Aim: Transcribe each record exactly. Include every one.
#####
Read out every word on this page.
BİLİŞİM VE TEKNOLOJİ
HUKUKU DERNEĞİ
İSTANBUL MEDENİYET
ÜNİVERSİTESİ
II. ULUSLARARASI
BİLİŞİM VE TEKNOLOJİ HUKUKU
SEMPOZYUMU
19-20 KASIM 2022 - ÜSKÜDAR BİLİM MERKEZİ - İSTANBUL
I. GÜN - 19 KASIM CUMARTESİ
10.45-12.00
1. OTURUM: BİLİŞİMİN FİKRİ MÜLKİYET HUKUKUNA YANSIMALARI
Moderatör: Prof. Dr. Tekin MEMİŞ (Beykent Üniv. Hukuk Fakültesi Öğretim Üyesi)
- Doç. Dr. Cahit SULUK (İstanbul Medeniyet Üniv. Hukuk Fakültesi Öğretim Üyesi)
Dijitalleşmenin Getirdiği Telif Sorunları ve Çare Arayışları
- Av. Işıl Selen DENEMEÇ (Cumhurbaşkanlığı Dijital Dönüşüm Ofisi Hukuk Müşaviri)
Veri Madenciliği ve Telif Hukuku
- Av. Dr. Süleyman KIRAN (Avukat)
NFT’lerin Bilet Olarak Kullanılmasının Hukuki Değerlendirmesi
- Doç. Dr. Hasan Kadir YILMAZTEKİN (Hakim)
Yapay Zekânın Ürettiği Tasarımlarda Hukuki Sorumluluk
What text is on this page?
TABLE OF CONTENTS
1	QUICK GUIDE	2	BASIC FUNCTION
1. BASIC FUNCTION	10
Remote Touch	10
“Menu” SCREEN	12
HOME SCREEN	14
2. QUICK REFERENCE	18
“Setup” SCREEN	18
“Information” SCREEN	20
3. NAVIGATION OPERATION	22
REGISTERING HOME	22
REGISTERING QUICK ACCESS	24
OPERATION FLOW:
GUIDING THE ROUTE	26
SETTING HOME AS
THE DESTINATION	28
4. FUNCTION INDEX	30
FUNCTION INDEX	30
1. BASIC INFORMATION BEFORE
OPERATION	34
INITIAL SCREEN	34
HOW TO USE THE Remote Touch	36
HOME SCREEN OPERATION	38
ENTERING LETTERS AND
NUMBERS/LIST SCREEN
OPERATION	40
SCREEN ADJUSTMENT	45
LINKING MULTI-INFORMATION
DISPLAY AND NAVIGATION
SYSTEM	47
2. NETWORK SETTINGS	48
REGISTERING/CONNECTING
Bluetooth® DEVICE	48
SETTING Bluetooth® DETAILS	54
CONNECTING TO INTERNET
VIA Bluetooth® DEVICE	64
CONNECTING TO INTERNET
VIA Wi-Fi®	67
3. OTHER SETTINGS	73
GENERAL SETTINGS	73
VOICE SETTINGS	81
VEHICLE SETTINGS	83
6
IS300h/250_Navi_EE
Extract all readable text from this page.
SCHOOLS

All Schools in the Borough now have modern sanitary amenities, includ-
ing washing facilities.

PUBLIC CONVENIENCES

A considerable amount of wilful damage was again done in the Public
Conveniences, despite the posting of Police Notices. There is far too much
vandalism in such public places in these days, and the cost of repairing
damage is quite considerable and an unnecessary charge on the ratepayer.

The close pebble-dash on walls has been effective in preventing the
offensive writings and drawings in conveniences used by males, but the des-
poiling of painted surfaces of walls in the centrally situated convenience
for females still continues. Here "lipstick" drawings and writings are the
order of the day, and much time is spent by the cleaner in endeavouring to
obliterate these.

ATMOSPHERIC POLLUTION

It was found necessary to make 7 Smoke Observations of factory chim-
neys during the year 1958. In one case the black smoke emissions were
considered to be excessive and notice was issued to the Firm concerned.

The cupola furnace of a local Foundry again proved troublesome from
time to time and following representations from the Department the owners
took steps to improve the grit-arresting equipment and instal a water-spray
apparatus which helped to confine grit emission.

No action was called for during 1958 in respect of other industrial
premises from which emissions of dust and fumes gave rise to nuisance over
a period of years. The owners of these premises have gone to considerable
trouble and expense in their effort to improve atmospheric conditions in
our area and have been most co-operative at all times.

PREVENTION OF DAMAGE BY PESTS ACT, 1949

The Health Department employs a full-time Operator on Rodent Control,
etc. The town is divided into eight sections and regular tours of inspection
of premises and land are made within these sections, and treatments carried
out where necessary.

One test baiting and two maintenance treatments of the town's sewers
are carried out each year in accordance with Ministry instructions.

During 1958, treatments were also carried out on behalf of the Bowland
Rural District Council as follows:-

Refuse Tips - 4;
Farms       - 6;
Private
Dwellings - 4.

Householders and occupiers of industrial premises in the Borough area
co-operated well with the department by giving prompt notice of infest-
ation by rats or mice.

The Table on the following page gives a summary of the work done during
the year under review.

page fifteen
#####
Written response:
Read out every word on this page.
BİLİŞİM VE TEKNOLOJİ
HUKUKU DERNEĞİ
İSTANBUL MEDENİYET
ÜNİVERSİTESİ
II. ULUSLARARASI
BİLİŞİM VE TEKNOLOJİ HUKUKU
SEMPOZYUMU
19-20 KASIM 2022 - ÜSKÜDAR BİLİM MERKEZİ - İSTANBUL
I. GÜN - 19 KASIM CUMARTESİ
10.45-12.00
1. OTURUM: BİLİŞİMİN FİKRİ MÜLKİYET HUKUKUNA YANSIMALARI
Moderatör: Prof. Dr. Tekin MEMİŞ (Beykent Üniv. Hukuk Fakültesi Öğretim Üyesi)
- Doç. Dr. Cahit SULUK (İstanbul Medeniyet Üniv. Hukuk Fakültesi Öğretim Üyesi)
Dijitalleşmenin Getirdiği Telif Sorunları ve Çare Arayışları
- Av. Işıl Selen DENEMEÇ (Cumhurbaşkanlığı Dijital Dönüşüm Ofisi Hukuk Müşaviri)
Veri Madenciliği ve Telif Hukuku
- Av. Dr. Süleyman KIRAN (Avukat)
NFT’lerin Bilet Olarak Kullanılmasının Hukuki Değerlendirmesi
- Doç. Dr. Hasan Kadir YILMAZTEKİN (Hakim)
Yapay Zekânın Ürettiği Tasarımlarda Hukuki Sorumluluk
What text is on this page?
TABLE OF CONTENTS
1	QUICK GUIDE	2	BASIC FUNCTION
1. BASIC FUNCTION	10
Remote Touch	10
“Menu” SCREEN	12
HOME SCREEN	14
2. QUICK REFERENCE	18
“Setup” SCREEN	18
“Information” SCREEN	20
3. NAVIGATION OPERATION	22
REGISTERING HOME	22
REGISTERING QUICK ACCESS	24
OPERATION FLOW:
GUIDING THE ROUTE	26
SETTING HOME AS
THE DESTINATION	28
4. FUNCTION INDEX	30
FUNCTION INDEX	30
1. BASIC INFORMATION BEFORE
OPERATION	34
INITIAL SCREEN	34
HOW TO USE THE Remote Touch	36
HOME SCREEN OPERATION	38
ENTERING LETTERS AND
NUMBERS/LIST SCREEN
OPERATION	40
SCREEN ADJUSTMENT	45
LINKING MULTI-INFORMATION
DISPLAY AND NAVIGATION
SYSTEM	47
2. NETWORK SETTINGS	48
REGISTERING/CONNECTING
Bluetooth® DEVICE	48
SETTING Bluetooth® DETAILS	54
CONNECTING TO INTERNET
VIA Bluetooth® DEVICE	64
CONNECTING TO INTERNET
VIA Wi-Fi®	67
3. OTHER SETTINGS	73
GENERAL SETTINGS	73
VOICE SETTINGS	81
VEHICLE SETTINGS	83
6
IS300h/250_Navi_EE
Extract all readable text from this page.
SCHOOLS

All Schools in the Borough now have modern sanitary amenities, includ-
ing washing facilities.

PUBLIC CONVENIENCES

A considerable amount of wilful damage was again done in the Public
Conveniences, despite the posting of Police Notices. There is far too much
vandalism in such public places in these days, and the cost of repairing
damage is quite considerable and an unnecessary charge on the ratepayer.

The close pebble-dash on walls has been effective in preventing the
offensive writings and drawings in conveniences used by males, but the des-
poiling of painted surfaces of walls in the centrally situated convenience
for females still continues. Here "lipstick" drawings and writings are the
order of the day, and much time is spent by the cleaner in endeavouring to
obliterate these.

ATMOSPHERIC POLLUTION

It was found necessary to make 7 Smoke Observations of factory chim-
neys during the year 1958. In one case the black smoke emissions were
considered to be excessive and notice was issued to the Firm concerned.

The cupola furnace of a local Foundry again proved troublesome from
time to time and following representations from the Department the owners
took steps to improve the grit-arresting equipment and instal a water-spray
apparatus which helped to confine grit emission.

No action was called for during 1958 in respect of other industrial
premises from which emissions of dust and fumes gave rise to nuisance over
a period of years. The owners of these premises have gone to considerable
trouble and expense in their effort to improve atmospheric conditions in
our area and have been most co-operative at all times.

PREVENTION OF DAMAGE BY PESTS ACT, 1949

The Health Department employs a full-time Operator on Rodent Control,
etc. The town is divided into eight sections and regular tours of inspection
of premises and land are made within these sections, and treatments carried
out where necessary.

One test baiting and two maintenance treatments of the town's sewers
are carried out each year in accordance with Ministry instructions.

During 1958, treatments were also carried out on behalf of the Bowland
Rural District Council as follows:-

Refuse Tips - 4;
Farms       - 6;
Private
Dwellings - 4.

Householders and occupiers of industrial premises in the Borough area
co-operated well with the department by giving prompt notice of infest-
ation by rats or mice.

The Table on the following page gives a summary of the work done during
the year under review.

page fifteen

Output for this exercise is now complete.